Data excerpts
───

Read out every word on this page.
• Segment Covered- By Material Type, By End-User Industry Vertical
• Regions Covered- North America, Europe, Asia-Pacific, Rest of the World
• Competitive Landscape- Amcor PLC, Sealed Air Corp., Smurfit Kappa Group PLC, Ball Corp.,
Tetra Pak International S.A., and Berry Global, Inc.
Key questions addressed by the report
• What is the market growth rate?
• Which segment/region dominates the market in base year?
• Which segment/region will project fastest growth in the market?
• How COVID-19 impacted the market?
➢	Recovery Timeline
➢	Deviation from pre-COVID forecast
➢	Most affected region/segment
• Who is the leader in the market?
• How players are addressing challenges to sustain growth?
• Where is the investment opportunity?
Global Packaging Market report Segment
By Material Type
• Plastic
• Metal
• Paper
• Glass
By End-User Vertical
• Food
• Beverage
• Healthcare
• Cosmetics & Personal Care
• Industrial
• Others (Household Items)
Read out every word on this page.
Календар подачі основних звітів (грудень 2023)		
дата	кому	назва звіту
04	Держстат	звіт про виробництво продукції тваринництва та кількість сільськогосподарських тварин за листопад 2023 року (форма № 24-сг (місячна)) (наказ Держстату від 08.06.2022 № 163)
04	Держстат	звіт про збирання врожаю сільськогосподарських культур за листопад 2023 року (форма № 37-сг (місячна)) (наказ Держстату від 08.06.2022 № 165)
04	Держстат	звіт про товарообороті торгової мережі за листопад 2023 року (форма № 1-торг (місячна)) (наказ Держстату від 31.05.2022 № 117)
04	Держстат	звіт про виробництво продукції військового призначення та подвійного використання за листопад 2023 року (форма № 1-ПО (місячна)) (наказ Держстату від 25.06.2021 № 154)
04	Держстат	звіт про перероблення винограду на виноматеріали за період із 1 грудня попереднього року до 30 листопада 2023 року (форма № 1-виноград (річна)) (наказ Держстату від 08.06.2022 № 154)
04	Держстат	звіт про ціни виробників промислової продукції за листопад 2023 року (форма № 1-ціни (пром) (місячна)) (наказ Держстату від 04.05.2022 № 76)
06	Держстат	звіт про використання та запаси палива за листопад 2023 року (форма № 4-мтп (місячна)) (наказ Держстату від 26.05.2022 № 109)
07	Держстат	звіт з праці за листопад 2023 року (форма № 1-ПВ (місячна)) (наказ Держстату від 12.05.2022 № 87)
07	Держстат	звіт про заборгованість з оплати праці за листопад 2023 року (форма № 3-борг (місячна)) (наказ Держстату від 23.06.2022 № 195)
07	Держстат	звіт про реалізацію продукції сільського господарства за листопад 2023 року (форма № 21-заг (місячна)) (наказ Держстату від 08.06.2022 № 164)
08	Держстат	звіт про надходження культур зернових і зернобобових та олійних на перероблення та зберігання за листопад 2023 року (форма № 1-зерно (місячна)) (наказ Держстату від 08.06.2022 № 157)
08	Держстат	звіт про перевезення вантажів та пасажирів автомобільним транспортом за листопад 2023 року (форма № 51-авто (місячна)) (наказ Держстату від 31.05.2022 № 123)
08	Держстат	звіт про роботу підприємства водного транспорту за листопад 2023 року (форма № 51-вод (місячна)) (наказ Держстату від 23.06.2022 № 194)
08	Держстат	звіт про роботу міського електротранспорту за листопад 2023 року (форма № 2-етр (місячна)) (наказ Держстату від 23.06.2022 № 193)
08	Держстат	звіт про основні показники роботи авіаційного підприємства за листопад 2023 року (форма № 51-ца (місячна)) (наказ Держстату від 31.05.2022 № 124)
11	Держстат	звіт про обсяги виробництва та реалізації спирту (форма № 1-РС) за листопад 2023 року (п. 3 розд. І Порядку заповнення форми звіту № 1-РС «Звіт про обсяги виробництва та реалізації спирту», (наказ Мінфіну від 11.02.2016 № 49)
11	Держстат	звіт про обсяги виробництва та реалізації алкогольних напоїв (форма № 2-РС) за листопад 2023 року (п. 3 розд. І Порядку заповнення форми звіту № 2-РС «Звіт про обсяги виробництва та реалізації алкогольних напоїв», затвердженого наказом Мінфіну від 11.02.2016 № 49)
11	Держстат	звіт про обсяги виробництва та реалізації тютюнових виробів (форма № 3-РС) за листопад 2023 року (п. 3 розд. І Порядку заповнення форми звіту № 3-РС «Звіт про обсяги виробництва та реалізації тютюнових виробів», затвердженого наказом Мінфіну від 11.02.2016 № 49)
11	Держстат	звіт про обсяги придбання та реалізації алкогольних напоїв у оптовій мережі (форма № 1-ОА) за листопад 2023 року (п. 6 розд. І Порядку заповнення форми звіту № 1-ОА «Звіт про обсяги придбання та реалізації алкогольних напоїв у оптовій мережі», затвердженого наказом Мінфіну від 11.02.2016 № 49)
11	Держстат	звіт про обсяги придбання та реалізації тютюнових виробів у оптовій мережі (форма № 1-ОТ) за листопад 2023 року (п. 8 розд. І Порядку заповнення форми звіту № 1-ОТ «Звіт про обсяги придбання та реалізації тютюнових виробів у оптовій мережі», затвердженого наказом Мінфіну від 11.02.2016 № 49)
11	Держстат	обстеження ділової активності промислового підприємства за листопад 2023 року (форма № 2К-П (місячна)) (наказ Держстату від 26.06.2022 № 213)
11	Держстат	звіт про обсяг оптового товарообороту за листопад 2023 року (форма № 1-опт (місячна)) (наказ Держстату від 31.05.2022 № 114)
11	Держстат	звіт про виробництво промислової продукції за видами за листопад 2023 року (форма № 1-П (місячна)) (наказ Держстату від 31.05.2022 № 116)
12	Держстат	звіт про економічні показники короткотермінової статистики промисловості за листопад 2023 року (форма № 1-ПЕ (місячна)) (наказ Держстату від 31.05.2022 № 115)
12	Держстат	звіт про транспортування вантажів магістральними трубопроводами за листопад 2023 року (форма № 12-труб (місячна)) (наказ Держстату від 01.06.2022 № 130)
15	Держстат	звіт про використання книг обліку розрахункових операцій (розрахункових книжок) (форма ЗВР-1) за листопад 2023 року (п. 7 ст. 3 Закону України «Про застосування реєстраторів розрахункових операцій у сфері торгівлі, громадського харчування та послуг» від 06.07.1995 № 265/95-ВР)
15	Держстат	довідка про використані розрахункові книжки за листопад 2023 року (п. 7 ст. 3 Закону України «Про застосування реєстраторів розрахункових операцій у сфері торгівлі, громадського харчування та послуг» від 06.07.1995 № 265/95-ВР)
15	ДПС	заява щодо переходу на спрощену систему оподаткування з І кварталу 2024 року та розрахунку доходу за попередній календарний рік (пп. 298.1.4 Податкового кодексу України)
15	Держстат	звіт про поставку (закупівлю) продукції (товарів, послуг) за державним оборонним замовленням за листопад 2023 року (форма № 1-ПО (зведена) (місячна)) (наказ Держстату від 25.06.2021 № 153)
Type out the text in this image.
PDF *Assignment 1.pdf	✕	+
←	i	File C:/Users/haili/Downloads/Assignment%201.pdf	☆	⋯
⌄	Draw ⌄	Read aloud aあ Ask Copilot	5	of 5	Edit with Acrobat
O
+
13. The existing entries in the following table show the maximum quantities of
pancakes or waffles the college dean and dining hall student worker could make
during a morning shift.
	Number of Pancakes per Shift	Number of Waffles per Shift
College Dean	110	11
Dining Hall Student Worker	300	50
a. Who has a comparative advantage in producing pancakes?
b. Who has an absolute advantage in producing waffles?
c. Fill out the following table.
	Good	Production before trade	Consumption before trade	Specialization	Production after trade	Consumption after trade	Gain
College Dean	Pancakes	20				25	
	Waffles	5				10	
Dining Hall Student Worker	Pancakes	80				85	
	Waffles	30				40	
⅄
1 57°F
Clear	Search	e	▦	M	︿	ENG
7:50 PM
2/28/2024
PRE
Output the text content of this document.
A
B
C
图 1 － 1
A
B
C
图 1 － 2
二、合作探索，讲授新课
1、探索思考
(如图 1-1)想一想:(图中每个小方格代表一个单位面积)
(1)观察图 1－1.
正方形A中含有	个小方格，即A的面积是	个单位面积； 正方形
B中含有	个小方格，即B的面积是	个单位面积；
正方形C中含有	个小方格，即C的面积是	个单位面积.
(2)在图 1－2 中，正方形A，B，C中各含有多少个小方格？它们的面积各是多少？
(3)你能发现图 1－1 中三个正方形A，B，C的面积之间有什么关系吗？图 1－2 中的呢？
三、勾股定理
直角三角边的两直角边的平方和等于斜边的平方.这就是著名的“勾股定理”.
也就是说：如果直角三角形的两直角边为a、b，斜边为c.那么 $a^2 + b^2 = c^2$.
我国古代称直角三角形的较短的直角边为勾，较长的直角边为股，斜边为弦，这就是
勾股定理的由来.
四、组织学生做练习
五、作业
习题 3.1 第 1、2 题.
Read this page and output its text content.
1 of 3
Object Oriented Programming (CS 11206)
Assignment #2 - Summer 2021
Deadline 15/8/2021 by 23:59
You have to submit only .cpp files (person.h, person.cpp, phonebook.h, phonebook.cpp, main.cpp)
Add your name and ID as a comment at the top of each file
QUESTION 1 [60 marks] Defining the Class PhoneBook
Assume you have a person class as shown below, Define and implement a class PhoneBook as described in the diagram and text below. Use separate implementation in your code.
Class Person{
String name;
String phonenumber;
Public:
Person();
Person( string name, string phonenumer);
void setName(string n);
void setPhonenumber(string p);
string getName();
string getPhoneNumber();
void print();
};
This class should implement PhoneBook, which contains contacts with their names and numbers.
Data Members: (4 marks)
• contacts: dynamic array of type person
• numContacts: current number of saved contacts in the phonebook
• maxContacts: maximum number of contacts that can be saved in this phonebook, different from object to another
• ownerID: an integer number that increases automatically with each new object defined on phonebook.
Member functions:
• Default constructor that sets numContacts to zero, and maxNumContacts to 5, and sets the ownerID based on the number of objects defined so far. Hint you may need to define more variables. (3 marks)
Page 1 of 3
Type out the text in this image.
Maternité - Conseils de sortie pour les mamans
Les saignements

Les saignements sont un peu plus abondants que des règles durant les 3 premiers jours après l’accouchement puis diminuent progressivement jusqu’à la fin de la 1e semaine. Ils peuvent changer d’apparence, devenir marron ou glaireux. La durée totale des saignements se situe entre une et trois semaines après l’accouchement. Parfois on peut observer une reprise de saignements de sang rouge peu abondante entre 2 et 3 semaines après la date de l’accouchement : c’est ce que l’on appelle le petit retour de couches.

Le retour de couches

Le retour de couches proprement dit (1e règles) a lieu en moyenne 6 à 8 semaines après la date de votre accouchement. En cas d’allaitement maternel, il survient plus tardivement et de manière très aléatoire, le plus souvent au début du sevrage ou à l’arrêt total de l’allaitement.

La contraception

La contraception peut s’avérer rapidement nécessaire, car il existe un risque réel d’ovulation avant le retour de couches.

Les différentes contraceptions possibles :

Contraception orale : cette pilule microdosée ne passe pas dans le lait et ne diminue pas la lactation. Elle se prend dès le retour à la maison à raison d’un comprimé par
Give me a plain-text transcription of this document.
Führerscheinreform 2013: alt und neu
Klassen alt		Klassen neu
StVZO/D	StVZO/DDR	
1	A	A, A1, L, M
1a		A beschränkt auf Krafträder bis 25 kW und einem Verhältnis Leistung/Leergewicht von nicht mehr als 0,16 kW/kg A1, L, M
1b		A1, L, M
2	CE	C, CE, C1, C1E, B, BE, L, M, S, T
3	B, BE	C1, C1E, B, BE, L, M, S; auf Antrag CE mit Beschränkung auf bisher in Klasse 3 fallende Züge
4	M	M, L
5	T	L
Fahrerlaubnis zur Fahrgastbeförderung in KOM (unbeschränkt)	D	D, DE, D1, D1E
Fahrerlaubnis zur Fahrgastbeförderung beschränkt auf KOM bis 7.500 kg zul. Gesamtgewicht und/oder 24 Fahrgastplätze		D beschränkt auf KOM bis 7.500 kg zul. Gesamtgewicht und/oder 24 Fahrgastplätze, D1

───

Only the lines from the one containing "Give me a plain-text" to the end of the listing belong in the output, each reproduced exactly.

● **EXPECTED ANSWER**
Give me a plain-text transcription of this document.
Führerscheinreform 2013: alt und neu
Klassen alt		Klassen neu
StVZO/D	StVZO/DDR	
1	A	A, A1, L, M
1a		A beschränkt auf Krafträder bis 25 kW und einem Verhältnis Leistung/Leergewicht von nicht mehr als 0,16 kW/kg A1, L, M
1b		A1, L, M
2	CE	C, CE, C1, C1E, B, BE, L, M, S, T
3	B, BE	C1, C1E, B, BE, L, M, S; auf Antrag CE mit Beschränkung auf bisher in Klasse 3 fallende Züge
4	M	M, L
5	T	L
Fahrerlaubnis zur Fahrgastbeförderung in KOM (unbeschränkt)	D	D, DE, D1, D1E
Fahrerlaubnis zur Fahrgastbeförderung beschränkt auf KOM bis 7.500 kg zul. Gesamtgewicht und/oder 24 Fahrgastplätze		D beschränkt auf KOM bis 7.500 kg zul. Gesamtgewicht und/oder 24 Fahrgastplätze, D1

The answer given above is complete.